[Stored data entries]

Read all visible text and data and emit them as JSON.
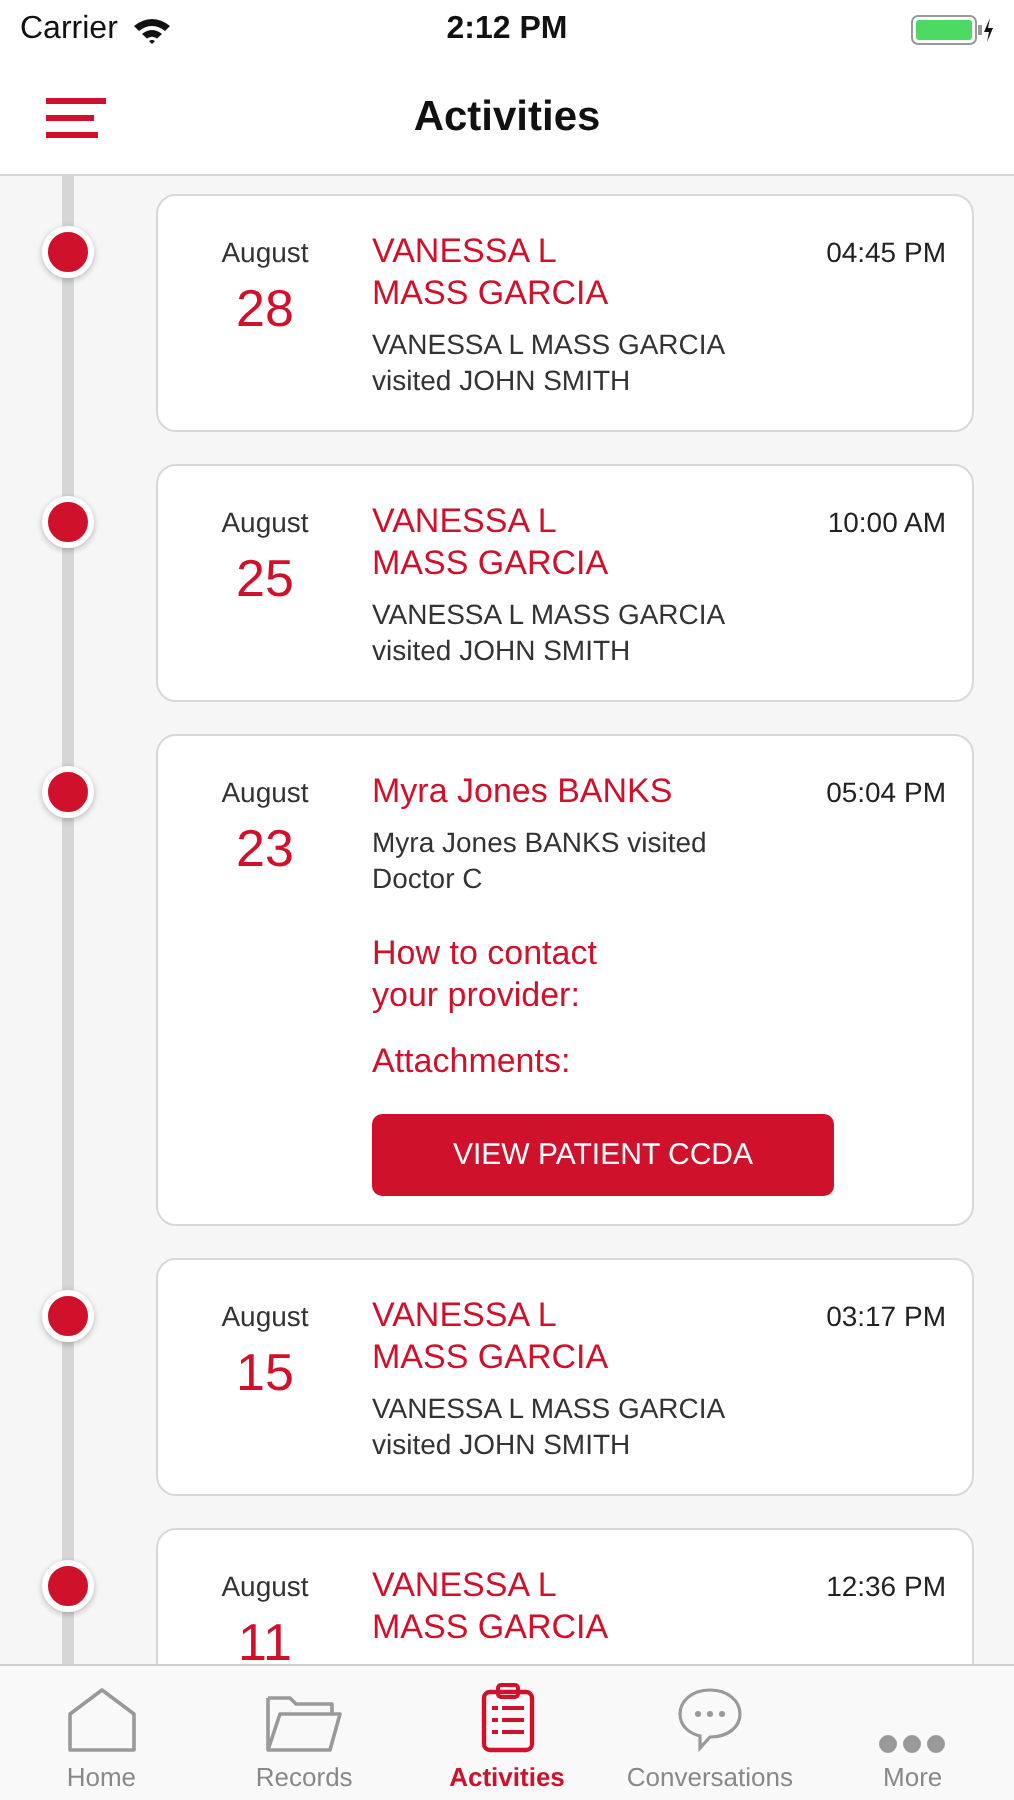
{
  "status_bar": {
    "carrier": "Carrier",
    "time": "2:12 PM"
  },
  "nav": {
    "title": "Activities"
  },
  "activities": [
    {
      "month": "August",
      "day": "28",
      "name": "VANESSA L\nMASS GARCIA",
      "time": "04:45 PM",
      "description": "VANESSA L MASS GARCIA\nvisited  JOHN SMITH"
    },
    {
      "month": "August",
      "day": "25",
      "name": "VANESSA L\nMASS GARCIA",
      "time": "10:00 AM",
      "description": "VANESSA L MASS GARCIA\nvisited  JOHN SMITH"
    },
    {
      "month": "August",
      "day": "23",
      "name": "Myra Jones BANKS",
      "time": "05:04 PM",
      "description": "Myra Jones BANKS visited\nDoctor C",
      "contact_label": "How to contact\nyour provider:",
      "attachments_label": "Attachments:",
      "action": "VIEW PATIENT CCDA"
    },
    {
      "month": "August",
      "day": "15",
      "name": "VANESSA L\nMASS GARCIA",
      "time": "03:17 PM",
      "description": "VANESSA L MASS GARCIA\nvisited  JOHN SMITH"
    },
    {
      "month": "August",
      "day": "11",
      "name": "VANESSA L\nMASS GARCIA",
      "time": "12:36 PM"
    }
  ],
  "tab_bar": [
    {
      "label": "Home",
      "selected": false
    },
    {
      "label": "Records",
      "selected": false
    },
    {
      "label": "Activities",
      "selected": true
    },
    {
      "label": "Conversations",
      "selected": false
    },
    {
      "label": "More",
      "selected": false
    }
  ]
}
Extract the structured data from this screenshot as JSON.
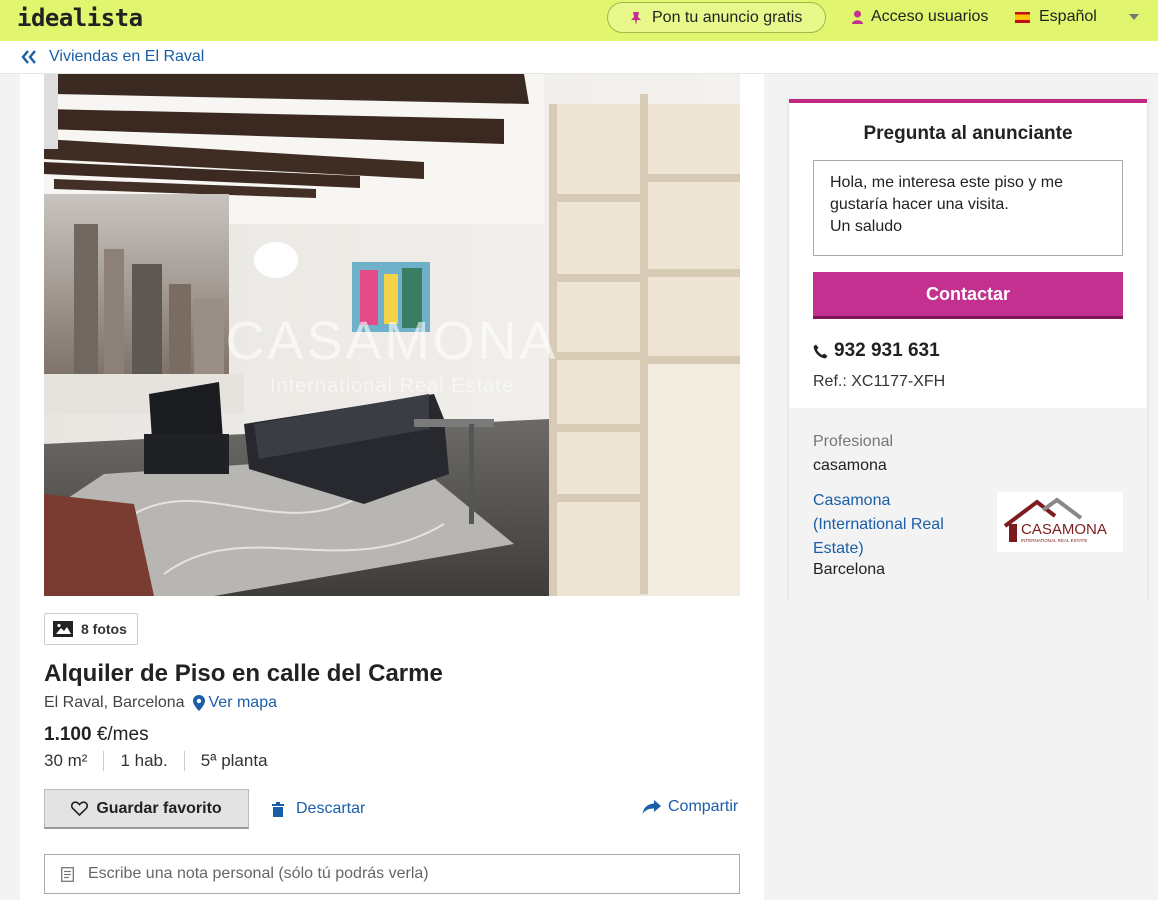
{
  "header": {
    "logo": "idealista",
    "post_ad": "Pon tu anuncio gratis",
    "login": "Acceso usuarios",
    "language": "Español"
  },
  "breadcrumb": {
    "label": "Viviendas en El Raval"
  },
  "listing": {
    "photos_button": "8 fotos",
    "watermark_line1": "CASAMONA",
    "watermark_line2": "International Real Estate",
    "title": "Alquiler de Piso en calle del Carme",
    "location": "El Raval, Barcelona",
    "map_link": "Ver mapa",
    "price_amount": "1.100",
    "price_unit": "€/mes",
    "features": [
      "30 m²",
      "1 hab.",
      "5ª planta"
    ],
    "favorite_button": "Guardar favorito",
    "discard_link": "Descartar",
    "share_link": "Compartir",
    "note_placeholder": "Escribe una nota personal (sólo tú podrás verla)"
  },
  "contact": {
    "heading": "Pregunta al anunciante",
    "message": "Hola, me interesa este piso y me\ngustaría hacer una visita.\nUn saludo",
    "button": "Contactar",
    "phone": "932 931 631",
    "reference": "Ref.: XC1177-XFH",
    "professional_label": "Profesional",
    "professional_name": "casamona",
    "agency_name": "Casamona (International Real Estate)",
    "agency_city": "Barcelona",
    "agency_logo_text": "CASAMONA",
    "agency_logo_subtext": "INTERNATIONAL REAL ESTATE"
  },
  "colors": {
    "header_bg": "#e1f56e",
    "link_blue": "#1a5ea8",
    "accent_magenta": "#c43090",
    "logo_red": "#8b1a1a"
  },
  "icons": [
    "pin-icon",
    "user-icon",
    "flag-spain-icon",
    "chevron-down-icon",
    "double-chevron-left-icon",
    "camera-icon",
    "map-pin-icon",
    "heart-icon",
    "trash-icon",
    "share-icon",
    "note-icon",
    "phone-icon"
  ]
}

What you need to do — Write out the full set of lines verbatim, without the pictures.

Solution to this exercise —
Read all visible text and data and emit them as JSON.
{
  "status_bar": {
    "carrier": "Carrier",
    "time": "2:12 PM"
  },
  "nav": {
    "title": "Activities"
  },
  "activities": [
    {
      "month": "August",
      "day": "28",
      "name": "VANESSA L\nMASS GARCIA",
      "time": "04:45 PM",
      "description": "VANESSA L MASS GARCIA\nvisited  JOHN SMITH"
    },
    {
      "month": "August",
      "day": "25",
      "name": "VANESSA L\nMASS GARCIA",
      "time": "10:00 AM",
      "description": "VANESSA L MASS GARCIA\nvisited  JOHN SMITH"
    },
    {
      "month": "August",
      "day": "23",
      "name": "Myra Jones BANKS",
      "time": "05:04 PM",
      "description": "Myra Jones BANKS visited\nDoctor C",
      "contact_label": "How to contact\nyour provider:",
      "attachments_label": "Attachments:",
      "action": "VIEW PATIENT CCDA"
    },
    {
      "month": "August",
      "day": "15",
      "name": "VANESSA L\nMASS GARCIA",
      "time": "03:17 PM",
      "description": "VANESSA L MASS GARCIA\nvisited  JOHN SMITH"
    },
    {
      "month": "August",
      "day": "11",
      "name": "VANESSA L\nMASS GARCIA",
      "time": "12:36 PM"
    }
  ],
  "tab_bar": [
    {
      "label": "Home",
      "selected": false
    },
    {
      "label": "Records",
      "selected": false
    },
    {
      "label": "Activities",
      "selected": true
    },
    {
      "label": "Conversations",
      "selected": false
    },
    {
      "label": "More",
      "selected": false
    }
  ]
}
Extract the structured data from this screenshot as JSON.
{
  "header": {
    "logo": "idealista",
    "post_ad": "Pon tu anuncio gratis",
    "login": "Acceso usuarios",
    "language": "Español"
  },
  "breadcrumb": {
    "label": "Viviendas en El Raval"
  },
  "listing": {
    "photos_button": "8 fotos",
    "watermark_line1": "CASAMONA",
    "watermark_line2": "International Real Estate",
    "title": "Alquiler de Piso en calle del Carme",
    "location": "El Raval, Barcelona",
    "map_link": "Ver mapa",
    "price_amount": "1.100",
    "price_unit": "€/mes",
    "features": [
      "30 m²",
      "1 hab.",
      "5ª planta"
    ],
    "favorite_button": "Guardar favorito",
    "discard_link": "Descartar",
    "share_link": "Compartir",
    "note_placeholder": "Escribe una nota personal (sólo tú podrás verla)"
  },
  "contact": {
    "heading": "Pregunta al anunciante",
    "message": "Hola, me interesa este piso y me\ngustaría hacer una visita.\nUn saludo",
    "button": "Contactar",
    "phone": "932 931 631",
    "reference": "Ref.: XC1177-XFH",
    "professional_label": "Profesional",
    "professional_name": "casamona",
    "agency_name": "Casamona (International Real Estate)",
    "agency_city": "Barcelona",
    "agency_logo_text": "CASAMONA",
    "agency_logo_subtext": "INTERNATIONAL REAL ESTATE"
  },
  "colors": {
    "header_bg": "#e1f56e",
    "link_blue": "#1a5ea8",
    "accent_magenta": "#c43090",
    "logo_red": "#8b1a1a"
  },
  "icons": [
    "pin-icon",
    "user-icon",
    "flag-spain-icon",
    "chevron-down-icon",
    "double-chevron-left-icon",
    "camera-icon",
    "map-pin-icon",
    "heart-icon",
    "trash-icon",
    "share-icon",
    "note-icon",
    "phone-icon"
  ]
}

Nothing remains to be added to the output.